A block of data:
········

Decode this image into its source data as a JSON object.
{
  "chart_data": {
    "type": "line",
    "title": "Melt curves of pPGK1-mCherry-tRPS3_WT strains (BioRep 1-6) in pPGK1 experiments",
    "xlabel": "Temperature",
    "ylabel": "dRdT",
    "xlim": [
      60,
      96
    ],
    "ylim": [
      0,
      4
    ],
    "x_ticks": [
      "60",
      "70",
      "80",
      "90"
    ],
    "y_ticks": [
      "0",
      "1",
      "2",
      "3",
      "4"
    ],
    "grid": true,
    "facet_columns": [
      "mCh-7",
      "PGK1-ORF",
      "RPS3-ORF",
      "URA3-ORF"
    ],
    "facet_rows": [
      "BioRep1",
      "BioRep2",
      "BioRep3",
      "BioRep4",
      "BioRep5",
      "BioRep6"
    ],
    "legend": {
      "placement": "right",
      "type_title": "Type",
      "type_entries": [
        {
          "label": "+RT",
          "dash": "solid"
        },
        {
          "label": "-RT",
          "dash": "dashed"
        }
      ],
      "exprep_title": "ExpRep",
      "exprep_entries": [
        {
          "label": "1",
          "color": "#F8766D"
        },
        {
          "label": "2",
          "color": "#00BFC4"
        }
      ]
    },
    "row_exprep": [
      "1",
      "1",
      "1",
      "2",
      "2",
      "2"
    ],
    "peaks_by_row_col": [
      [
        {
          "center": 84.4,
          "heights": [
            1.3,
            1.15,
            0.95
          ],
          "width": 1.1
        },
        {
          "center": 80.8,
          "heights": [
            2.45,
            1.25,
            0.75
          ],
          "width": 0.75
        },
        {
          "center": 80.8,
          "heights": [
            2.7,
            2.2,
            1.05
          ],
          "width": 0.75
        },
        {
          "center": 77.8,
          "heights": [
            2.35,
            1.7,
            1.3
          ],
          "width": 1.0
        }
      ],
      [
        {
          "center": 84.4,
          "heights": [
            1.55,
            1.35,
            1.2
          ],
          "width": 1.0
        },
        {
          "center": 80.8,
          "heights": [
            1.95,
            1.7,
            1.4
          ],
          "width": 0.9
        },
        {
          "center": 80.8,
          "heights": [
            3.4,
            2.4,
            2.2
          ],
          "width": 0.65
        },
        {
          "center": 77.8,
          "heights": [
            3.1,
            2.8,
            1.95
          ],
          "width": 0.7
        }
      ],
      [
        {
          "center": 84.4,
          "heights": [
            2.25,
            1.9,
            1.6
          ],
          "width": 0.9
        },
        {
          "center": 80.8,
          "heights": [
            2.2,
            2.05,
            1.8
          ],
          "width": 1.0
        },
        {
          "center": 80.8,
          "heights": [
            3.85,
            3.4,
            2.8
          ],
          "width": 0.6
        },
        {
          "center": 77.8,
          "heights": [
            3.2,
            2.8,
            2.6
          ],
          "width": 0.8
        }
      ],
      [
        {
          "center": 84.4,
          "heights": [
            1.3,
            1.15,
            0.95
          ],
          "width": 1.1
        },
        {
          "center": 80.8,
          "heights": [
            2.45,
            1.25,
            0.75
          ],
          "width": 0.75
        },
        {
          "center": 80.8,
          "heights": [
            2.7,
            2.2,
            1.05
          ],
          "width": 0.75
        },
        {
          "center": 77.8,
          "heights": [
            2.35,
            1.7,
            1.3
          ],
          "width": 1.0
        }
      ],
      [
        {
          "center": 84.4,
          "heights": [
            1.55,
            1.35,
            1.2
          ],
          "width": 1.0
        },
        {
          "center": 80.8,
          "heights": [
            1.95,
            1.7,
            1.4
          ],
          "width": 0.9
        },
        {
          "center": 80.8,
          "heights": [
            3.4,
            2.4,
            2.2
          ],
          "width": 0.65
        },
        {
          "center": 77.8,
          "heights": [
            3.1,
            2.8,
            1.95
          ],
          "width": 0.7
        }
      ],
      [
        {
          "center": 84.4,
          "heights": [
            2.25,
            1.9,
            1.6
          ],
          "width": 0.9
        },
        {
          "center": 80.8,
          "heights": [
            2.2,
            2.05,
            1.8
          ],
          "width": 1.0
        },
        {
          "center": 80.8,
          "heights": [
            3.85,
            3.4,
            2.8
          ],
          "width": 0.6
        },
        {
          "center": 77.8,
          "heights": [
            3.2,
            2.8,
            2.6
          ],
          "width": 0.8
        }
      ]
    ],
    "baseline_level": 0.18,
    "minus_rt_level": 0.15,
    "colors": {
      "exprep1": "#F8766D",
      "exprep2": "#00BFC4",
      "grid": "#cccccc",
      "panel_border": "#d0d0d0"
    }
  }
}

········

**CHALLENGE:** Each entry is to be returned in full, character for character.

**OUTPUT OF THE TASK:**
Decode this image into its source data as a JSON object.
{
  "chart_data": {
    "type": "line",
    "title": "Melt curves of pPGK1-mCherry-tRPS3_WT strains (BioRep 1-6) in pPGK1 experiments",
    "xlabel": "Temperature",
    "ylabel": "dRdT",
    "xlim": [
      60,
      96
    ],
    "ylim": [
      0,
      4
    ],
    "x_ticks": [
      "60",
      "70",
      "80",
      "90"
    ],
    "y_ticks": [
      "0",
      "1",
      "2",
      "3",
      "4"
    ],
    "grid": true,
    "facet_columns": [
      "mCh-7",
      "PGK1-ORF",
      "RPS3-ORF",
      "URA3-ORF"
    ],
    "facet_rows": [
      "BioRep1",
      "BioRep2",
      "BioRep3",
      "BioRep4",
      "BioRep5",
      "BioRep6"
    ],
    "legend": {
      "placement": "right",
      "type_title": "Type",
      "type_entries": [
        {
          "label": "+RT",
          "dash": "solid"
        },
        {
          "label": "-RT",
          "dash": "dashed"
        }
      ],
      "exprep_title": "ExpRep",
      "exprep_entries": [
        {
          "label": "1",
          "color": "#F8766D"
        },
        {
          "label": "2",
          "color": "#00BFC4"
        }
      ]
    },
    "row_exprep": [
      "1",
      "1",
      "1",
      "2",
      "2",
      "2"
    ],
    "peaks_by_row_col": [
      [
        {
          "center": 84.4,
          "heights": [
            1.3,
            1.15,
            0.95
          ],
          "width": 1.1
        },
        {
          "center": 80.8,
          "heights": [
            2.45,
            1.25,
            0.75
          ],
          "width": 0.75
        },
        {
          "center": 80.8,
          "heights": [
            2.7,
            2.2,
            1.05
          ],
          "width": 0.75
        },
        {
          "center": 77.8,
          "heights": [
            2.35,
            1.7,
            1.3
          ],
          "width": 1.0
        }
      ],
      [
        {
          "center": 84.4,
          "heights": [
            1.55,
            1.35,
            1.2
          ],
          "width": 1.0
        },
        {
          "center": 80.8,
          "heights": [
            1.95,
            1.7,
            1.4
          ],
          "width": 0.9
        },
        {
          "center": 80.8,
          "heights": [
            3.4,
            2.4,
            2.2
          ],
          "width": 0.65
        },
        {
          "center": 77.8,
          "heights": [
            3.1,
            2.8,
            1.95
          ],
          "width": 0.7
        }
      ],
      [
        {
          "center": 84.4,
          "heights": [
            2.25,
            1.9,
            1.6
          ],
          "width": 0.9
        },
        {
          "center": 80.8,
          "heights": [
            2.2,
            2.05,
            1.8
          ],
          "width": 1.0
        },
        {
          "center": 80.8,
          "heights": [
            3.85,
            3.4,
            2.8
          ],
          "width": 0.6
        },
        {
          "center": 77.8,
          "heights": [
            3.2,
            2.8,
            2.6
          ],
          "width": 0.8
        }
      ],
      [
        {
          "center": 84.4,
          "heights": [
            1.3,
            1.15,
            0.95
          ],
          "width": 1.1
        },
        {
          "center": 80.8,
          "heights": [
            2.45,
            1.25,
            0.75
          ],
          "width": 0.75
        },
        {
          "center": 80.8,
          "heights": [
            2.7,
            2.2,
            1.05
          ],
          "width": 0.75
        },
        {
          "center": 77.8,
          "heights": [
            2.35,
            1.7,
            1.3
          ],
          "width": 1.0
        }
      ],
      [
        {
          "center": 84.4,
          "heights": [
            1.55,
            1.35,
            1.2
          ],
          "width": 1.0
        },
        {
          "center": 80.8,
          "heights": [
            1.95,
            1.7,
            1.4
          ],
          "width": 0.9
        },
        {
          "center": 80.8,
          "heights": [
            3.4,
            2.4,
            2.2
          ],
          "width": 0.65
        },
        {
          "center": 77.8,
          "heights": [
            3.1,
            2.8,
            1.95
          ],
          "width": 0.7
        }
      ],
      [
        {
          "center": 84.4,
          "heights": [
            2.25,
            1.9,
            1.6
          ],
          "width": 0.9
        },
        {
          "center": 80.8,
          "heights": [
            2.2,
            2.05,
            1.8
          ],
          "width": 1.0
        },
        {
          "center": 80.8,
          "heights": [
            3.85,
            3.4,
            2.8
          ],
          "width": 0.6
        },
        {
          "center": 77.8,
          "heights": [
            3.2,
            2.8,
            2.6
          ],
          "width": 0.8
        }
      ]
    ],
    "baseline_level": 0.18,
    "minus_rt_level": 0.15,
    "colors": {
      "exprep1": "#F8766D",
      "exprep2": "#00BFC4",
      "grid": "#cccccc",
      "panel_border": "#d0d0d0"
    }
  }
}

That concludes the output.